[Collection entries]
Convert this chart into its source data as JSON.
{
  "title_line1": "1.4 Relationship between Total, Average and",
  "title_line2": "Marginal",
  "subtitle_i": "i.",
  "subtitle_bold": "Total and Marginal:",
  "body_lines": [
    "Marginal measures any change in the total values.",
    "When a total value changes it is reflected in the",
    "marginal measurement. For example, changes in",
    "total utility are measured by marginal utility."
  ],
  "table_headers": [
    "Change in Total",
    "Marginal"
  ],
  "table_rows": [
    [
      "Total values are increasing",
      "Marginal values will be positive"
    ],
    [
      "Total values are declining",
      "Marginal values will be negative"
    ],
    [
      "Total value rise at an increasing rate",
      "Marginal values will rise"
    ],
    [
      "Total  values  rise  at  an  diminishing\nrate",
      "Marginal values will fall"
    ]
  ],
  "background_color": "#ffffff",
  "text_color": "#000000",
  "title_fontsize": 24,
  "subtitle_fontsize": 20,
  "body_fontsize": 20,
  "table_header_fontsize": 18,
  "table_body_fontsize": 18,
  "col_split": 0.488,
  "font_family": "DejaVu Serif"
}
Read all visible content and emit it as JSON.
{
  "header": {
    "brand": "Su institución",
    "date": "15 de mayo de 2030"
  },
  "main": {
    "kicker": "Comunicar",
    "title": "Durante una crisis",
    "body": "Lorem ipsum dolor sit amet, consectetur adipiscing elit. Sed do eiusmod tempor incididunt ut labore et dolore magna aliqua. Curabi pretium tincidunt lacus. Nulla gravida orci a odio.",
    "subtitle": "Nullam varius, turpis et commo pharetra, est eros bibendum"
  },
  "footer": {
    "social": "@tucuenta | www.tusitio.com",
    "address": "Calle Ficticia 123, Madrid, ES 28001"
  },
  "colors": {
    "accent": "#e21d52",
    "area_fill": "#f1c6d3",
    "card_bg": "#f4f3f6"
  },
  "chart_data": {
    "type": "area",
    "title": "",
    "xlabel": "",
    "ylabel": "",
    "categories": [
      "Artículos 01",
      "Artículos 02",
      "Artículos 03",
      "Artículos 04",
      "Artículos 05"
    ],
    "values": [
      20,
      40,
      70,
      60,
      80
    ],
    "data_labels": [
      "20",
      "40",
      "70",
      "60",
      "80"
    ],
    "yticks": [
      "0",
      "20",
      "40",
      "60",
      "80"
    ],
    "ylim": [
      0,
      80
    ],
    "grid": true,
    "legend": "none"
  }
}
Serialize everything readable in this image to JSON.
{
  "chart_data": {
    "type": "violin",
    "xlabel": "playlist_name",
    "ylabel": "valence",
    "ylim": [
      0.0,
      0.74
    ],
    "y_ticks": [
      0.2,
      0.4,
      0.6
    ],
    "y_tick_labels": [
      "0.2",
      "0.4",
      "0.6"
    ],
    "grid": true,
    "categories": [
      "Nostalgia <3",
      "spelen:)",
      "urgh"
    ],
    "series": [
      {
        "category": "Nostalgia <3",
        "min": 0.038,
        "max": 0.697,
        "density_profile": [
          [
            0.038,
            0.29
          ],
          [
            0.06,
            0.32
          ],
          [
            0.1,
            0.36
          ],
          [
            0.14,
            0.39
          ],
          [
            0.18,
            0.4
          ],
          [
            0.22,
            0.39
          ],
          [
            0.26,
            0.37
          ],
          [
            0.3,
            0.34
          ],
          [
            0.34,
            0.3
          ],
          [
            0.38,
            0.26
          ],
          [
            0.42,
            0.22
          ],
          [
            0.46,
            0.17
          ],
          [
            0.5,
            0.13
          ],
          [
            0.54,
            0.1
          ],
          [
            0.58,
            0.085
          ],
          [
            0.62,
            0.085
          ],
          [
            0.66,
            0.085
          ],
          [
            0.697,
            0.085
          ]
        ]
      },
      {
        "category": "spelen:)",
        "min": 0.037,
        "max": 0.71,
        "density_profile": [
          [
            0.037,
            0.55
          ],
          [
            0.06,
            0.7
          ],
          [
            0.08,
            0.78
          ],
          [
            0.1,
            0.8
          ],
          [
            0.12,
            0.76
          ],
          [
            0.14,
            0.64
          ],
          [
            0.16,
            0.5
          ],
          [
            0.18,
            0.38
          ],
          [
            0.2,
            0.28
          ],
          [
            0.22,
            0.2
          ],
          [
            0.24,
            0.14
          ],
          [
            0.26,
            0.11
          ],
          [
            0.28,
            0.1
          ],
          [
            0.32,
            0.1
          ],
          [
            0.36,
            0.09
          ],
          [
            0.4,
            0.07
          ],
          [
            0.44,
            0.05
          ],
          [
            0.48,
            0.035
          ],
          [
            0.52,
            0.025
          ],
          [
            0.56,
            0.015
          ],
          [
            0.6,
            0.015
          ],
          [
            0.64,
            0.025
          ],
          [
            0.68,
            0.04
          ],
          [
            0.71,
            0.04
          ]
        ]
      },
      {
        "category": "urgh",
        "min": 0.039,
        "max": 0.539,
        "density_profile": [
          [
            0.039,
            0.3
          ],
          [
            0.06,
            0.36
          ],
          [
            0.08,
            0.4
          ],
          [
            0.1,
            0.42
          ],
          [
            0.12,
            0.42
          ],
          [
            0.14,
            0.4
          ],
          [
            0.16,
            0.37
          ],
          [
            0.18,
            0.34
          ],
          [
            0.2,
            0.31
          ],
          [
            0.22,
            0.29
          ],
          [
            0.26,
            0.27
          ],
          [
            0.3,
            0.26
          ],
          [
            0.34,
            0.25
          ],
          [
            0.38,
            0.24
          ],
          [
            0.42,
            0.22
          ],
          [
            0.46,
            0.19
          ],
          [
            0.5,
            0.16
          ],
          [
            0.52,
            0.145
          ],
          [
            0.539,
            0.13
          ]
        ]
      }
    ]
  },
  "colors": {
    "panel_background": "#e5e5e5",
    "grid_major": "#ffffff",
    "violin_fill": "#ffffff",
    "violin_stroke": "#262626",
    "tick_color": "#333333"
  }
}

§ **GIVEN TASK**
Track down the lines that include the word "increasing" and copy them.

§ **WRITTEN RESPONSE**
      "Total values are increasing",
      "Total value rise at an increasing rate",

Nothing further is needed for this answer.